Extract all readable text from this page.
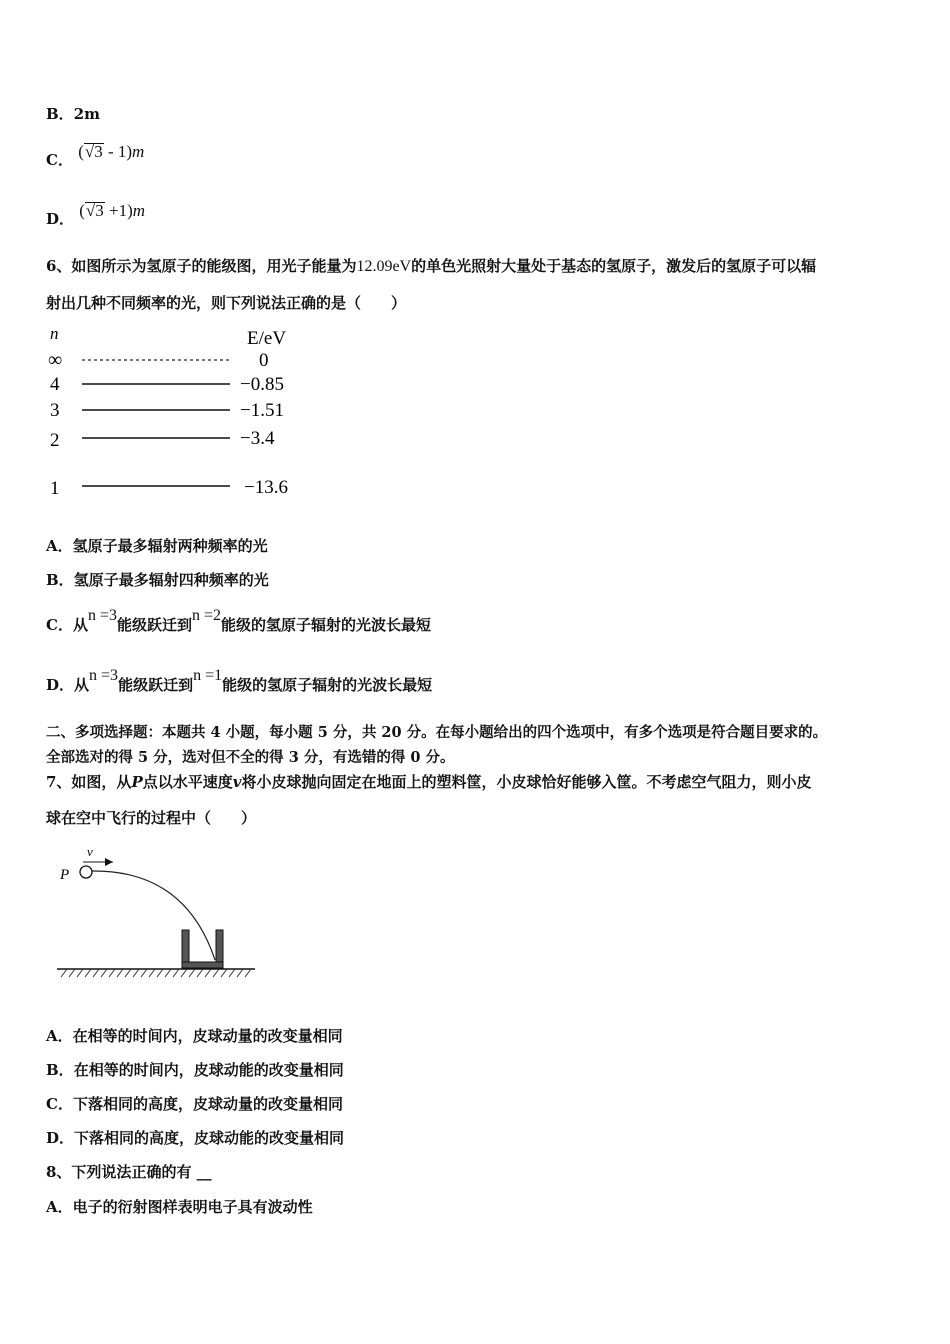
B．2m
C． (√3 - 1)m
D． (√3 +1)m
6、如图所示为氢原子的能级图，用光子能量为12.09eV的单色光照射大量处于基态的氢原子，激发后的氢原子可以辐
射出几种不同频率的光，则下列说法正确的是（　　）
n	E/eV
∞	0
4	−0.85
3	−1.51
2	−3.4
1	−13.6
A．氢原子最多辐射两种频率的光
B．氢原子最多辐射四种频率的光
C．从n =3能级跃迁到n =2能级的氢原子辐射的光波长最短
D．从n =3能级跃迁到n =1能级的氢原子辐射的光波长最短
二、多项选择题：本题共 4 小题，每小题 5 分，共 20 分。在每小题给出的四个选项中，有多个选项是符合题目要求的。
全部选对的得 5 分，选对但不全的得 3 分，有选错的得 0 分。
7、如图，从P点以水平速度v将小皮球抛向固定在地面上的塑料筐，小皮球恰好能够入筐。不考虑空气阻力，则小皮
球在空中飞行的过程中（　　）
v
P
A．在相等的时间内，皮球动量的改变量相同
B．在相等的时间内，皮球动能的改变量相同
C．下落相同的高度，皮球动量的改变量相同
D．下落相同的高度，皮球动能的改变量相同
8、下列说法正确的有 __
A．电子的衍射图样表明电子具有波动性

--*--

DIRECTION:
Will you set down the records word for word while leaving out every picture?

RESPONSE FOR THIS EXERCISE:
Extract all readable text from this page.
B．2m
C． (√3 - 1)m
D． (√3 +1)m
6、如图所示为氢原子的能级图，用光子能量为12.09eV的单色光照射大量处于基态的氢原子，激发后的氢原子可以辐
射出几种不同频率的光，则下列说法正确的是（　　）
n	E/eV
∞	0
4	−0.85
3	−1.51
2	−3.4
1	−13.6
A．氢原子最多辐射两种频率的光
B．氢原子最多辐射四种频率的光
C．从n =3能级跃迁到n =2能级的氢原子辐射的光波长最短
D．从n =3能级跃迁到n =1能级的氢原子辐射的光波长最短
二、多项选择题：本题共 4 小题，每小题 5 分，共 20 分。在每小题给出的四个选项中，有多个选项是符合题目要求的。
全部选对的得 5 分，选对但不全的得 3 分，有选错的得 0 分。
7、如图，从P点以水平速度v将小皮球抛向固定在地面上的塑料筐，小皮球恰好能够入筐。不考虑空气阻力，则小皮
球在空中飞行的过程中（　　）
v
P
A．在相等的时间内，皮球动量的改变量相同
B．在相等的时间内，皮球动能的改变量相同
C．下落相同的高度，皮球动量的改变量相同
D．下落相同的高度，皮球动能的改变量相同
8、下列说法正确的有 __
A．电子的衍射图样表明电子具有波动性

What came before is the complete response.